[Start of EXTRACTED ENTRIES]
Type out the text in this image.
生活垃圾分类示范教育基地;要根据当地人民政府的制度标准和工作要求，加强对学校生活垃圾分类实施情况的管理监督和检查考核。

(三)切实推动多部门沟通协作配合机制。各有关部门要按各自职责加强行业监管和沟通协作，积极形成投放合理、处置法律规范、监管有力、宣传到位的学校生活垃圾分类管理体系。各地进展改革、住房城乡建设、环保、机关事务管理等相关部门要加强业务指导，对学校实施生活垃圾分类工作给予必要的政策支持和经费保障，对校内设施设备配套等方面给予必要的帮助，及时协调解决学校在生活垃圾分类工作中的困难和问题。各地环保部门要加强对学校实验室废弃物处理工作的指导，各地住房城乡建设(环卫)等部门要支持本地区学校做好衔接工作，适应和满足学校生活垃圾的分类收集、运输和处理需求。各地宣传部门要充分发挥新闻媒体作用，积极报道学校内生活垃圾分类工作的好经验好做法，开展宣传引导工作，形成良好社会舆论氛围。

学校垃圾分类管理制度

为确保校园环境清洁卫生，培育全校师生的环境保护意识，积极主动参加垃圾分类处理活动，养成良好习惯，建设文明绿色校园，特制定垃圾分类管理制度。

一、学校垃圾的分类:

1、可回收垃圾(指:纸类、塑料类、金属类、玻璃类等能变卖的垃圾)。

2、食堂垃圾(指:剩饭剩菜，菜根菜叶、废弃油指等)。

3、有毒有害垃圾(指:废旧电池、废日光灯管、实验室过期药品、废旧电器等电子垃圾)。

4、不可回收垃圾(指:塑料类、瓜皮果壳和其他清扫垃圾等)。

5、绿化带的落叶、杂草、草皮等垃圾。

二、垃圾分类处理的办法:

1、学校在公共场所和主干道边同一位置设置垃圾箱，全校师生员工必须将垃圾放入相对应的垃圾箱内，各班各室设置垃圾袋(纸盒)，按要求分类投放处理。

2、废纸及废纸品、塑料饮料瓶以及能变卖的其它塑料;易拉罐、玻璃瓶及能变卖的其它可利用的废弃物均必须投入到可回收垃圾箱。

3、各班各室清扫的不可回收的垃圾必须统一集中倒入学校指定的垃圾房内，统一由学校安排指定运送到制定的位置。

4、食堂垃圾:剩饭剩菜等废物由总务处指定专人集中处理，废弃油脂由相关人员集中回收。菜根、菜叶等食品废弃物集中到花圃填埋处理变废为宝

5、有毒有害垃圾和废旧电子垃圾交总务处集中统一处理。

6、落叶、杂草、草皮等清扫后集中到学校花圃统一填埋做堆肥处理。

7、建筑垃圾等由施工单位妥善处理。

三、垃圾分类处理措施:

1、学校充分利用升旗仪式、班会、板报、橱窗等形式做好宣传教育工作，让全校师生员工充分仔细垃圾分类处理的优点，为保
[End of EXTRACTED ENTRIES]
**WORK TO COMPLETE**
Which lines contain "食堂垃圾"? Copy each of them out.

**ANSWER FOR THE TASK**
2、食堂垃圾(指:剩饭剩菜，菜根菜叶、废弃油指等)。
4、食堂垃圾:剩饭剩菜等废物由总务处指定专人集中处理，废弃油脂由相关人员集中回收。菜根、菜叶等食品废弃物集中到花圃填埋处理变废为宝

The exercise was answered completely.